RAW RECORDS →

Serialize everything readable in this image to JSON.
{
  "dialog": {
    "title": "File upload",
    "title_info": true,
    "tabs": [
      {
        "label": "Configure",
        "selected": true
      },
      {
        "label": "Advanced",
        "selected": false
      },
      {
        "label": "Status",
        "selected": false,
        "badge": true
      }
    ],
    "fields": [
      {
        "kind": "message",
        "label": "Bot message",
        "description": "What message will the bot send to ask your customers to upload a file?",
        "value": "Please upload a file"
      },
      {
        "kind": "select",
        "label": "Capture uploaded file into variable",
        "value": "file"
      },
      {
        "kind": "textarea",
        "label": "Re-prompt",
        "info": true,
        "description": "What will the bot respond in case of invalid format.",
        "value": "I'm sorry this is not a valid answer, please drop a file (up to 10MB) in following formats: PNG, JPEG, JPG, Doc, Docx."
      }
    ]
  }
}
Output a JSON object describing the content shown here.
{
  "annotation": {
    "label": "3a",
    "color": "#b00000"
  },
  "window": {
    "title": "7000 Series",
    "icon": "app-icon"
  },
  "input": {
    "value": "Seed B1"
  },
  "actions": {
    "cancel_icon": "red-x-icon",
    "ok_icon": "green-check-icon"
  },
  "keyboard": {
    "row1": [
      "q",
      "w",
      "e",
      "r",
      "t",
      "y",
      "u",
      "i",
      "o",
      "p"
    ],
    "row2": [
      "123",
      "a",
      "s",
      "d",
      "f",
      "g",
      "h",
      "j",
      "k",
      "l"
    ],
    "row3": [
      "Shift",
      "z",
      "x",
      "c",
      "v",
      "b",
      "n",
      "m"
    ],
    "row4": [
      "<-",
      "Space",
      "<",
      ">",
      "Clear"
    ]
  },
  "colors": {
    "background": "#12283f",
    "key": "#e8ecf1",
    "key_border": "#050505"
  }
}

EXERCISE BRIEF → Write every record out again, unaltered.

EXERCISE OUTPUT →
Serialize everything readable in this image to JSON.
{
  "dialog": {
    "title": "File upload",
    "title_info": true,
    "tabs": [
      {
        "label": "Configure",
        "selected": true
      },
      {
        "label": "Advanced",
        "selected": false
      },
      {
        "label": "Status",
        "selected": false,
        "badge": true
      }
    ],
    "fields": [
      {
        "kind": "message",
        "label": "Bot message",
        "description": "What message will the bot send to ask your customers to upload a file?",
        "value": "Please upload a file"
      },
      {
        "kind": "select",
        "label": "Capture uploaded file into variable",
        "value": "file"
      },
      {
        "kind": "textarea",
        "label": "Re-prompt",
        "info": true,
        "description": "What will the bot respond in case of invalid format.",
        "value": "I'm sorry this is not a valid answer, please drop a file (up to 10MB) in following formats: PNG, JPEG, JPG, Doc, Docx."
      }
    ]
  }
}
Output a JSON object describing the content shown here.
{
  "annotation": {
    "label": "3a",
    "color": "#b00000"
  },
  "window": {
    "title": "7000 Series",
    "icon": "app-icon"
  },
  "input": {
    "value": "Seed B1"
  },
  "actions": {
    "cancel_icon": "red-x-icon",
    "ok_icon": "green-check-icon"
  },
  "keyboard": {
    "row1": [
      "q",
      "w",
      "e",
      "r",
      "t",
      "y",
      "u",
      "i",
      "o",
      "p"
    ],
    "row2": [
      "123",
      "a",
      "s",
      "d",
      "f",
      "g",
      "h",
      "j",
      "k",
      "l"
    ],
    "row3": [
      "Shift",
      "z",
      "x",
      "c",
      "v",
      "b",
      "n",
      "m"
    ],
    "row4": [
      "<-",
      "Space",
      "<",
      ">",
      "Clear"
    ]
  },
  "colors": {
    "background": "#12283f",
    "key": "#e8ecf1",
    "key_border": "#050505"
  }
}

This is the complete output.